Brief: Give the number of lines in the listing below that include the word "zones", with nothing more.

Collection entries
◆ ◆ ◆

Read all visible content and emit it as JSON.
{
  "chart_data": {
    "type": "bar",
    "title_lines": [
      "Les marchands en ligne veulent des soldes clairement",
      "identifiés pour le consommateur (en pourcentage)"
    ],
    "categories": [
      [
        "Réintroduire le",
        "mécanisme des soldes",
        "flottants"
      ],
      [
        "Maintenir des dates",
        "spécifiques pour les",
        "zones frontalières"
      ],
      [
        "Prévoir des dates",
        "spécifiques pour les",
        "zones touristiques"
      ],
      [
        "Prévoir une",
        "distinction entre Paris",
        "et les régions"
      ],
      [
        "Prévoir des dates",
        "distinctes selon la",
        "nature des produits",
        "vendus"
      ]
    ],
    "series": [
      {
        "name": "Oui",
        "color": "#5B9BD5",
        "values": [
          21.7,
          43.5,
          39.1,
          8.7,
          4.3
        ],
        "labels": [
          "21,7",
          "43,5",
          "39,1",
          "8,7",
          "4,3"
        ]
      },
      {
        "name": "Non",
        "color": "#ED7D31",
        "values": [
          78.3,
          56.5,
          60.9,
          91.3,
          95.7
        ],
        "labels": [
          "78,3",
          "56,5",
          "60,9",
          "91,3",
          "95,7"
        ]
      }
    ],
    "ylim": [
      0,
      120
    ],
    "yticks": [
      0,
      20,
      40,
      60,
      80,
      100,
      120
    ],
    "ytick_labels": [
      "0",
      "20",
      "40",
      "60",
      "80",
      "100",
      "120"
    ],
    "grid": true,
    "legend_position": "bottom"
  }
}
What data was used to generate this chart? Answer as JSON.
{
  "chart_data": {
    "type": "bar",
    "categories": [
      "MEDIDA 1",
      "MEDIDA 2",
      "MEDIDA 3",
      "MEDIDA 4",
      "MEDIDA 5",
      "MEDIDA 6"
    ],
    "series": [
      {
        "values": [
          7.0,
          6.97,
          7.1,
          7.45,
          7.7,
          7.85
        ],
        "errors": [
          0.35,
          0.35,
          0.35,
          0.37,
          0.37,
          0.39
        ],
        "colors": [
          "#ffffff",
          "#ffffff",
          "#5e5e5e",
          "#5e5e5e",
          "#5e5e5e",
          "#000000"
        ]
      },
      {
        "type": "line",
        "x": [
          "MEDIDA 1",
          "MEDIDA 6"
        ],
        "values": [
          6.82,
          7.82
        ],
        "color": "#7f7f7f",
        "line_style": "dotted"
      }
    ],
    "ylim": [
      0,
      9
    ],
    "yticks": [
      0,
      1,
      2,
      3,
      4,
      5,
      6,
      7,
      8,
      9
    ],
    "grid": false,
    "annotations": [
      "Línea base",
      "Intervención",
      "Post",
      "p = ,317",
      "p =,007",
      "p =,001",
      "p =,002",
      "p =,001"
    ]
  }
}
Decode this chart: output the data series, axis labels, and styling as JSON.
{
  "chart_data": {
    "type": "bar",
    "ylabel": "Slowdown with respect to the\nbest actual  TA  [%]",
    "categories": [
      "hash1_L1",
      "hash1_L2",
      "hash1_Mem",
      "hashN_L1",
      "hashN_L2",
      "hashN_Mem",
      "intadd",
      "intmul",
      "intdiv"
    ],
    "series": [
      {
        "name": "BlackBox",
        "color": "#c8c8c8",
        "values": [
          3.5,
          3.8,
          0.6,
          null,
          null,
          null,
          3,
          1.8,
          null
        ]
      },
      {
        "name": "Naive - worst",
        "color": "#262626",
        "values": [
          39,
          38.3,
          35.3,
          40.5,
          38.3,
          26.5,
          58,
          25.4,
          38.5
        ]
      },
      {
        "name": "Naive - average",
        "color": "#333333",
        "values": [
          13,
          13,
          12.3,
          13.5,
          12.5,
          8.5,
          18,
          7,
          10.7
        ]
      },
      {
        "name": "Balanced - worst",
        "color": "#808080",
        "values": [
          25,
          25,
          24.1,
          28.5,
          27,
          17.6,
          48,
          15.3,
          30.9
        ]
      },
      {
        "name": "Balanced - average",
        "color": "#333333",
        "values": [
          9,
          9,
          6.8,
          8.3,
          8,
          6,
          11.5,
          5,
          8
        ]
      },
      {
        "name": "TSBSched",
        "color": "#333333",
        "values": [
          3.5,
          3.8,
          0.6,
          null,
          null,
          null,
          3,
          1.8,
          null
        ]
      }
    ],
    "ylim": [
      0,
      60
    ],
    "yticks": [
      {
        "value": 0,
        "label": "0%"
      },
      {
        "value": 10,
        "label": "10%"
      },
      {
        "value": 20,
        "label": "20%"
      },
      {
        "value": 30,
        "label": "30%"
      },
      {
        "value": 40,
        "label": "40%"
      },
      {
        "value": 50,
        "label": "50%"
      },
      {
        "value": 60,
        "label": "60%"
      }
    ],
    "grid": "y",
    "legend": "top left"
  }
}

◆ ◆ ◆

Response: 2